Aim.
Will you output all of the data below exactly, omitting the images?

-- Extracted material start --

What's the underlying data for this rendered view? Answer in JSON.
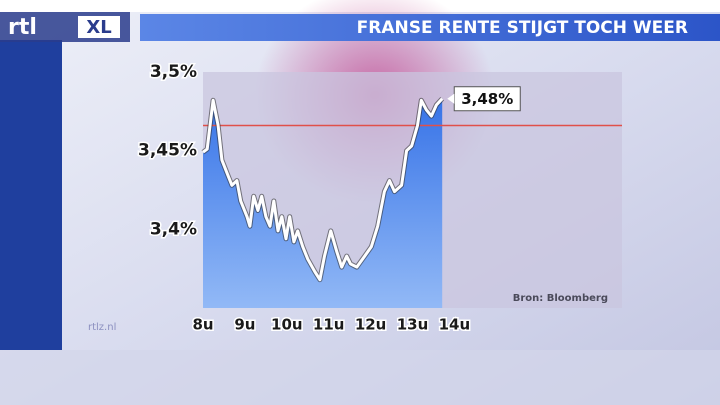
{
  "chart_data": {
    "type": "line",
    "title": "FRANSE RENTE STIJGT TOCH WEER",
    "logo": "rtl",
    "logo_suffix": "XL",
    "site": "rtlz.nl",
    "source": "Bron: Bloomberg",
    "xlim": [
      8,
      18
    ],
    "ylim": [
      3.35,
      3.5
    ],
    "xticks": [
      {
        "value": 8,
        "label": "8u"
      },
      {
        "value": 9,
        "label": "9u"
      },
      {
        "value": 10,
        "label": "10u"
      },
      {
        "value": 11,
        "label": "11u"
      },
      {
        "value": 12,
        "label": "12u"
      },
      {
        "value": 13,
        "label": "13u"
      },
      {
        "value": 14,
        "label": "14u"
      }
    ],
    "yticks": [
      {
        "value": 3.4,
        "label": "3,4%"
      },
      {
        "value": 3.45,
        "label": "3,45%"
      },
      {
        "value": 3.5,
        "label": "3,5%"
      }
    ],
    "reference_line": {
      "value": 3.466,
      "color": "#e0504a"
    },
    "x": [
      8.0,
      8.1,
      8.24,
      8.36,
      8.45,
      8.6,
      8.69,
      8.81,
      8.9,
      9.05,
      9.12,
      9.21,
      9.31,
      9.4,
      9.5,
      9.6,
      9.69,
      9.79,
      9.88,
      9.98,
      10.07,
      10.17,
      10.26,
      10.38,
      10.5,
      10.67,
      10.79,
      10.9,
      11.05,
      11.19,
      11.31,
      11.43,
      11.52,
      11.67,
      11.86,
      12.02,
      12.17,
      12.33,
      12.45,
      12.57,
      12.74,
      12.86,
      12.98,
      13.12,
      13.21,
      13.33,
      13.45,
      13.57,
      13.71
    ],
    "series": [
      {
        "color": "#4a8ff0",
        "values": [
          3.449,
          3.451,
          3.482,
          3.466,
          3.444,
          3.434,
          3.428,
          3.431,
          3.418,
          3.408,
          3.402,
          3.421,
          3.412,
          3.421,
          3.408,
          3.402,
          3.418,
          3.399,
          3.408,
          3.394,
          3.408,
          3.392,
          3.399,
          3.389,
          3.381,
          3.373,
          3.368,
          3.383,
          3.399,
          3.386,
          3.376,
          3.383,
          3.378,
          3.376,
          3.383,
          3.389,
          3.402,
          3.424,
          3.431,
          3.424,
          3.428,
          3.45,
          3.453,
          3.466,
          3.482,
          3.476,
          3.472,
          3.479,
          3.483
        ],
        "value_labels": [
          null,
          null,
          null,
          null,
          null,
          null,
          null,
          null,
          null,
          null,
          null,
          null,
          null,
          null,
          null,
          null,
          null,
          null,
          null,
          null,
          null,
          null,
          null,
          null,
          null,
          null,
          null,
          null,
          null,
          null,
          null,
          null,
          null,
          null,
          null,
          null,
          null,
          null,
          null,
          null,
          null,
          null,
          null,
          null,
          null,
          null,
          null,
          null,
          "3,48%"
        ]
      }
    ]
  }
}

-- Extracted material end --

Task solution.
What's the underlying data for this rendered view? Answer in JSON.
{
  "chart_data": {
    "type": "line",
    "title": "FRANSE RENTE STIJGT TOCH WEER",
    "logo": "rtl",
    "logo_suffix": "XL",
    "site": "rtlz.nl",
    "source": "Bron: Bloomberg",
    "xlim": [
      8,
      18
    ],
    "ylim": [
      3.35,
      3.5
    ],
    "xticks": [
      {
        "value": 8,
        "label": "8u"
      },
      {
        "value": 9,
        "label": "9u"
      },
      {
        "value": 10,
        "label": "10u"
      },
      {
        "value": 11,
        "label": "11u"
      },
      {
        "value": 12,
        "label": "12u"
      },
      {
        "value": 13,
        "label": "13u"
      },
      {
        "value": 14,
        "label": "14u"
      }
    ],
    "yticks": [
      {
        "value": 3.4,
        "label": "3,4%"
      },
      {
        "value": 3.45,
        "label": "3,45%"
      },
      {
        "value": 3.5,
        "label": "3,5%"
      }
    ],
    "reference_line": {
      "value": 3.466,
      "color": "#e0504a"
    },
    "x": [
      8.0,
      8.1,
      8.24,
      8.36,
      8.45,
      8.6,
      8.69,
      8.81,
      8.9,
      9.05,
      9.12,
      9.21,
      9.31,
      9.4,
      9.5,
      9.6,
      9.69,
      9.79,
      9.88,
      9.98,
      10.07,
      10.17,
      10.26,
      10.38,
      10.5,
      10.67,
      10.79,
      10.9,
      11.05,
      11.19,
      11.31,
      11.43,
      11.52,
      11.67,
      11.86,
      12.02,
      12.17,
      12.33,
      12.45,
      12.57,
      12.74,
      12.86,
      12.98,
      13.12,
      13.21,
      13.33,
      13.45,
      13.57,
      13.71
    ],
    "series": [
      {
        "color": "#4a8ff0",
        "values": [
          3.449,
          3.451,
          3.482,
          3.466,
          3.444,
          3.434,
          3.428,
          3.431,
          3.418,
          3.408,
          3.402,
          3.421,
          3.412,
          3.421,
          3.408,
          3.402,
          3.418,
          3.399,
          3.408,
          3.394,
          3.408,
          3.392,
          3.399,
          3.389,
          3.381,
          3.373,
          3.368,
          3.383,
          3.399,
          3.386,
          3.376,
          3.383,
          3.378,
          3.376,
          3.383,
          3.389,
          3.402,
          3.424,
          3.431,
          3.424,
          3.428,
          3.45,
          3.453,
          3.466,
          3.482,
          3.476,
          3.472,
          3.479,
          3.483
        ],
        "value_labels": [
          null,
          null,
          null,
          null,
          null,
          null,
          null,
          null,
          null,
          null,
          null,
          null,
          null,
          null,
          null,
          null,
          null,
          null,
          null,
          null,
          null,
          null,
          null,
          null,
          null,
          null,
          null,
          null,
          null,
          null,
          null,
          null,
          null,
          null,
          null,
          null,
          null,
          null,
          null,
          null,
          null,
          null,
          null,
          null,
          null,
          null,
          null,
          null,
          "3,48%"
        ]
      }
    ]
  }
}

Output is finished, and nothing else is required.